Exercise prompt: Show every line in the records below that contains the word "Status".

Records for this exercise:
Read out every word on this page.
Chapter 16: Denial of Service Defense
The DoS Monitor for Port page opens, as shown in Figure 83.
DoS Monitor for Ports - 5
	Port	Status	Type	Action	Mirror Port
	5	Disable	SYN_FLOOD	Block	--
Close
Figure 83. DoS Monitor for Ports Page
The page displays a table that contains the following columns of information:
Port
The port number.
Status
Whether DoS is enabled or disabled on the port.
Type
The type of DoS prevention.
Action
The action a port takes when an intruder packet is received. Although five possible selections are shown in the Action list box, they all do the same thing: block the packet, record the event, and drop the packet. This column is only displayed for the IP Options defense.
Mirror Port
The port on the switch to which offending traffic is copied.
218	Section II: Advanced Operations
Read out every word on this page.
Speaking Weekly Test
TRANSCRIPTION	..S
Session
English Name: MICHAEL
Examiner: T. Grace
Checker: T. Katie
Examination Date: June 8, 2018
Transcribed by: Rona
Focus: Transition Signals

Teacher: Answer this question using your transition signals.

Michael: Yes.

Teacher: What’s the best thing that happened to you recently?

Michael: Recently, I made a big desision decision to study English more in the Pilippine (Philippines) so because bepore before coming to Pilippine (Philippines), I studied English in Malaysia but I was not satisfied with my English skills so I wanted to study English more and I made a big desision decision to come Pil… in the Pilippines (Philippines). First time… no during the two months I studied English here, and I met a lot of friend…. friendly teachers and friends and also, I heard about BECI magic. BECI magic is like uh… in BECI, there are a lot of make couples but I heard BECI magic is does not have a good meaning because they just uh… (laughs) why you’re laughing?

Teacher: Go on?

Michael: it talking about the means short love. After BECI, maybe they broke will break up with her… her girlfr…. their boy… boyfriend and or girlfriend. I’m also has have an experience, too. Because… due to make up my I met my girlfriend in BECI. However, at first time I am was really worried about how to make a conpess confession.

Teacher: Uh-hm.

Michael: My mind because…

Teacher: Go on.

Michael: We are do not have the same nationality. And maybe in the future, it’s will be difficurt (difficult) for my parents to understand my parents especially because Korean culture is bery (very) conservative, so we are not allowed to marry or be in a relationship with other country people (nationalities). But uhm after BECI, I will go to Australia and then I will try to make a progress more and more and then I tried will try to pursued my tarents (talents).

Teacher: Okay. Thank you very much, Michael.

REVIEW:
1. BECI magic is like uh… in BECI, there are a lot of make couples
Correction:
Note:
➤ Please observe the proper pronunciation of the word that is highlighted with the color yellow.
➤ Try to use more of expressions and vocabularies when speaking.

Solved problem:
	Port	Status	Type	Action	Mirror Port
Status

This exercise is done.